▶ [WHAT IS REQUIRED]
In full and without alteration, repeat the material.

━━ RECORDS PROVIDED

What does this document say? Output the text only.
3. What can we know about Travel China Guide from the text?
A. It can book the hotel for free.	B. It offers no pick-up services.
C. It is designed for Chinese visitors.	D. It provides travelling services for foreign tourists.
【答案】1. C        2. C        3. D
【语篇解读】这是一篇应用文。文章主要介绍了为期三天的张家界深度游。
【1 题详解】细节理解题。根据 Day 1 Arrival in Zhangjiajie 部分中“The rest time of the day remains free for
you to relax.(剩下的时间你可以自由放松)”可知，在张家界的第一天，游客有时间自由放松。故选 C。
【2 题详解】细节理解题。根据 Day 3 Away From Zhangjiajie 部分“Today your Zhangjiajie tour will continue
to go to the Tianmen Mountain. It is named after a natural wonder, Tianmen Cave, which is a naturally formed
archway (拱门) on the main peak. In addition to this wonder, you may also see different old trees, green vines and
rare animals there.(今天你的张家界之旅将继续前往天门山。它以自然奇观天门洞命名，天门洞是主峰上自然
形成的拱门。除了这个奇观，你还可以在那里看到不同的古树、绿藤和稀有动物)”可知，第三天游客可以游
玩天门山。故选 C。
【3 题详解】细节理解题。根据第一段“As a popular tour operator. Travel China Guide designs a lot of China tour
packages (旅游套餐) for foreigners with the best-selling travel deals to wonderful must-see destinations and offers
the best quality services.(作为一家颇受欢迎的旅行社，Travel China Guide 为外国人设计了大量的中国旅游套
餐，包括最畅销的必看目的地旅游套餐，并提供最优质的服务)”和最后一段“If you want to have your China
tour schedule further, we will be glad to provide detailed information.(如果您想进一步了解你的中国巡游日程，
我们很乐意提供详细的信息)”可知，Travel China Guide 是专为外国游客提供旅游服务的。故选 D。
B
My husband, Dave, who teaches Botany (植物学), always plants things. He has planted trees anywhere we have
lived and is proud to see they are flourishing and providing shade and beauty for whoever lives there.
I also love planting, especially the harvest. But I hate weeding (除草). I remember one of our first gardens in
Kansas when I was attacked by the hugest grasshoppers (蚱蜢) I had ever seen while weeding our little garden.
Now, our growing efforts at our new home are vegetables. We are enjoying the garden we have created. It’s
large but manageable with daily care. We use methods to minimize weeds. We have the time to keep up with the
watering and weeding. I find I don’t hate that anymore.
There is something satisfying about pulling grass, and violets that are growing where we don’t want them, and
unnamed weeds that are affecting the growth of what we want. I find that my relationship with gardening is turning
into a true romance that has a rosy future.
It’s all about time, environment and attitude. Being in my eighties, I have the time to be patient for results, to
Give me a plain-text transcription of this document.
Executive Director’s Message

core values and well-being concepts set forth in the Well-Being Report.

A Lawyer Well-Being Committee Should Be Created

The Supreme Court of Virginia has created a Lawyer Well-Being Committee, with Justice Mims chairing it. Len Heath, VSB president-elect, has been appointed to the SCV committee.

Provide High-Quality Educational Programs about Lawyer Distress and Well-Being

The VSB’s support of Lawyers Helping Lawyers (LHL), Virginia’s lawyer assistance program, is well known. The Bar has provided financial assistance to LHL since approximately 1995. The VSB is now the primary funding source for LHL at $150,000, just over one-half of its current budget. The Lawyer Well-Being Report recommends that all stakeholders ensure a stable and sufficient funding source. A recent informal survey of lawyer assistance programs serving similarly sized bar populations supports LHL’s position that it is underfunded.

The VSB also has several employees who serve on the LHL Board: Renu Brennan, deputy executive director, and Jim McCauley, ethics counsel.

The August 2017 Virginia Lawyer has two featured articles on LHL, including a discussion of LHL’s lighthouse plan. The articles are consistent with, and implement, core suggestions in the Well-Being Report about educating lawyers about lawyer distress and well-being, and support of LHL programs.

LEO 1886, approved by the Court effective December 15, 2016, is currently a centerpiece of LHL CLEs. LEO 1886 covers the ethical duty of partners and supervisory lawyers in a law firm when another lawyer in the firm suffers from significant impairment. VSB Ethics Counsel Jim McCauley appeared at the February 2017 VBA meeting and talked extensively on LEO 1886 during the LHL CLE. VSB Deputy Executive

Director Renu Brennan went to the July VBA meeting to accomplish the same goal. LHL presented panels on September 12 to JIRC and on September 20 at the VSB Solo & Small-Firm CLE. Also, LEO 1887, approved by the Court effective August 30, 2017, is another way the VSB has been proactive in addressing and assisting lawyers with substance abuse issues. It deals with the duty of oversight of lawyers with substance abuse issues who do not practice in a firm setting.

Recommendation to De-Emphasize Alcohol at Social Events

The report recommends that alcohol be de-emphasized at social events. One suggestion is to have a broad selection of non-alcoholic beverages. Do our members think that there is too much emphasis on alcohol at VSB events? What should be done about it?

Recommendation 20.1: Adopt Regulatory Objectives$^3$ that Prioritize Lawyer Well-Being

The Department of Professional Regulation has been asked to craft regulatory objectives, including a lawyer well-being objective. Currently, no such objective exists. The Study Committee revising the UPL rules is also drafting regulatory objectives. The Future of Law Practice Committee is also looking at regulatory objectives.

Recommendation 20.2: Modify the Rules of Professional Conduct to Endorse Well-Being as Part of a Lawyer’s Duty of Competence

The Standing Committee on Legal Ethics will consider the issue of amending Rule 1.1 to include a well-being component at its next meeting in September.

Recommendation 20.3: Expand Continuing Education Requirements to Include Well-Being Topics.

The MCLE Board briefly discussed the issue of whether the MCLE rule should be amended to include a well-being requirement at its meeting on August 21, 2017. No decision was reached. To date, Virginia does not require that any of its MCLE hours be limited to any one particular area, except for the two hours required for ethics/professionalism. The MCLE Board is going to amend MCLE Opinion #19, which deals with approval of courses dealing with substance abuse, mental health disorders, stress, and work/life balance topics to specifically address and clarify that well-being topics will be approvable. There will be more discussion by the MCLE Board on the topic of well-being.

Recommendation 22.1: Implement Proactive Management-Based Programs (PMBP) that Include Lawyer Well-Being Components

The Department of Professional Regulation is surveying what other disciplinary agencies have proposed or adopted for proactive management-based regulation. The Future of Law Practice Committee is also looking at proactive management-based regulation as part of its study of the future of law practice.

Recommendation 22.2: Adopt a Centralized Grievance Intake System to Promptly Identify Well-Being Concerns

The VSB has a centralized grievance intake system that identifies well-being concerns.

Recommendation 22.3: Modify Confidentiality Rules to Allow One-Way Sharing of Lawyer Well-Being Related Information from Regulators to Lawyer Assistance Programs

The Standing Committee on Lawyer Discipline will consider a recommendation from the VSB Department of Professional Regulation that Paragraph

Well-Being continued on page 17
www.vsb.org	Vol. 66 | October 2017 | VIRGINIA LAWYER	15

━━━━

▶ [RESULT OF THIS EXERCISE]
What does this document say? Output the text only.
3. What can we know about Travel China Guide from the text?
A. It can book the hotel for free.	B. It offers no pick-up services.
C. It is designed for Chinese visitors.	D. It provides travelling services for foreign tourists.
【答案】1. C        2. C        3. D
【语篇解读】这是一篇应用文。文章主要介绍了为期三天的张家界深度游。
【1 题详解】细节理解题。根据 Day 1 Arrival in Zhangjiajie 部分中“The rest time of the day remains free for
you to relax.(剩下的时间你可以自由放松)”可知，在张家界的第一天，游客有时间自由放松。故选 C。
【2 题详解】细节理解题。根据 Day 3 Away From Zhangjiajie 部分“Today your Zhangjiajie tour will continue
to go to the Tianmen Mountain. It is named after a natural wonder, Tianmen Cave, which is a naturally formed
archway (拱门) on the main peak. In addition to this wonder, you may also see different old trees, green vines and
rare animals there.(今天你的张家界之旅将继续前往天门山。它以自然奇观天门洞命名，天门洞是主峰上自然
形成的拱门。除了这个奇观，你还可以在那里看到不同的古树、绿藤和稀有动物)”可知，第三天游客可以游
玩天门山。故选 C。
【3 题详解】细节理解题。根据第一段“As a popular tour operator. Travel China Guide designs a lot of China tour
packages (旅游套餐) for foreigners with the best-selling travel deals to wonderful must-see destinations and offers
the best quality services.(作为一家颇受欢迎的旅行社，Travel China Guide 为外国人设计了大量的中国旅游套
餐，包括最畅销的必看目的地旅游套餐，并提供最优质的服务)”和最后一段“If you want to have your China
tour schedule further, we will be glad to provide detailed information.(如果您想进一步了解你的中国巡游日程，
我们很乐意提供详细的信息)”可知，Travel China Guide 是专为外国游客提供旅游服务的。故选 D。
B
My husband, Dave, who teaches Botany (植物学), always plants things. He has planted trees anywhere we have
lived and is proud to see they are flourishing and providing shade and beauty for whoever lives there.
I also love planting, especially the harvest. But I hate weeding (除草). I remember one of our first gardens in
Kansas when I was attacked by the hugest grasshoppers (蚱蜢) I had ever seen while weeding our little garden.
Now, our growing efforts at our new home are vegetables. We are enjoying the garden we have created. It’s
large but manageable with daily care. We use methods to minimize weeds. We have the time to keep up with the
watering and weeding. I find I don’t hate that anymore.
There is something satisfying about pulling grass, and violets that are growing where we don’t want them, and
unnamed weeds that are affecting the growth of what we want. I find that my relationship with gardening is turning
into a true romance that has a rosy future.
It’s all about time, environment and attitude. Being in my eighties, I have the time to be patient for results, to
Give me a plain-text transcription of this document.
Executive Director’s Message

core values and well-being concepts set forth in the Well-Being Report.

A Lawyer Well-Being Committee Should Be Created

The Supreme Court of Virginia has created a Lawyer Well-Being Committee, with Justice Mims chairing it. Len Heath, VSB president-elect, has been appointed to the SCV committee.

Provide High-Quality Educational Programs about Lawyer Distress and Well-Being

The VSB’s support of Lawyers Helping Lawyers (LHL), Virginia’s lawyer assistance program, is well known. The Bar has provided financial assistance to LHL since approximately 1995. The VSB is now the primary funding source for LHL at $150,000, just over one-half of its current budget. The Lawyer Well-Being Report recommends that all stakeholders ensure a stable and sufficient funding source. A recent informal survey of lawyer assistance programs serving similarly sized bar populations supports LHL’s position that it is underfunded.

The VSB also has several employees who serve on the LHL Board: Renu Brennan, deputy executive director, and Jim McCauley, ethics counsel.

The August 2017 Virginia Lawyer has two featured articles on LHL, including a discussion of LHL’s lighthouse plan. The articles are consistent with, and implement, core suggestions in the Well-Being Report about educating lawyers about lawyer distress and well-being, and support of LHL programs.

LEO 1886, approved by the Court effective December 15, 2016, is currently a centerpiece of LHL CLEs. LEO 1886 covers the ethical duty of partners and supervisory lawyers in a law firm when another lawyer in the firm suffers from significant impairment. VSB Ethics Counsel Jim McCauley appeared at the February 2017 VBA meeting and talked extensively on LEO 1886 during the LHL CLE. VSB Deputy Executive

Director Renu Brennan went to the July VBA meeting to accomplish the same goal. LHL presented panels on September 12 to JIRC and on September 20 at the VSB Solo & Small-Firm CLE. Also, LEO 1887, approved by the Court effective August 30, 2017, is another way the VSB has been proactive in addressing and assisting lawyers with substance abuse issues. It deals with the duty of oversight of lawyers with substance abuse issues who do not practice in a firm setting.

Recommendation to De-Emphasize Alcohol at Social Events

The report recommends that alcohol be de-emphasized at social events. One suggestion is to have a broad selection of non-alcoholic beverages. Do our members think that there is too much emphasis on alcohol at VSB events? What should be done about it?

Recommendation 20.1: Adopt Regulatory Objectives$^3$ that Prioritize Lawyer Well-Being

The Department of Professional Regulation has been asked to craft regulatory objectives, including a lawyer well-being objective. Currently, no such objective exists. The Study Committee revising the UPL rules is also drafting regulatory objectives. The Future of Law Practice Committee is also looking at regulatory objectives.

Recommendation 20.2: Modify the Rules of Professional Conduct to Endorse Well-Being as Part of a Lawyer’s Duty of Competence

The Standing Committee on Legal Ethics will consider the issue of amending Rule 1.1 to include a well-being component at its next meeting in September.

Recommendation 20.3: Expand Continuing Education Requirements to Include Well-Being Topics.

The MCLE Board briefly discussed the issue of whether the MCLE rule should be amended to include a well-being requirement at its meeting on August 21, 2017. No decision was reached. To date, Virginia does not require that any of its MCLE hours be limited to any one particular area, except for the two hours required for ethics/professionalism. The MCLE Board is going to amend MCLE Opinion #19, which deals with approval of courses dealing with substance abuse, mental health disorders, stress, and work/life balance topics to specifically address and clarify that well-being topics will be approvable. There will be more discussion by the MCLE Board on the topic of well-being.

Recommendation 22.1: Implement Proactive Management-Based Programs (PMBP) that Include Lawyer Well-Being Components

The Department of Professional Regulation is surveying what other disciplinary agencies have proposed or adopted for proactive management-based regulation. The Future of Law Practice Committee is also looking at proactive management-based regulation as part of its study of the future of law practice.

Recommendation 22.2: Adopt a Centralized Grievance Intake System to Promptly Identify Well-Being Concerns

The VSB has a centralized grievance intake system that identifies well-being concerns.

Recommendation 22.3: Modify Confidentiality Rules to Allow One-Way Sharing of Lawyer Well-Being Related Information from Regulators to Lawyer Assistance Programs

The Standing Committee on Lawyer Discipline will consider a recommendation from the VSB Department of Professional Regulation that Paragraph

Well-Being continued on page 17
www.vsb.org	Vol. 66 | October 2017 | VIRGINIA LAWYER	15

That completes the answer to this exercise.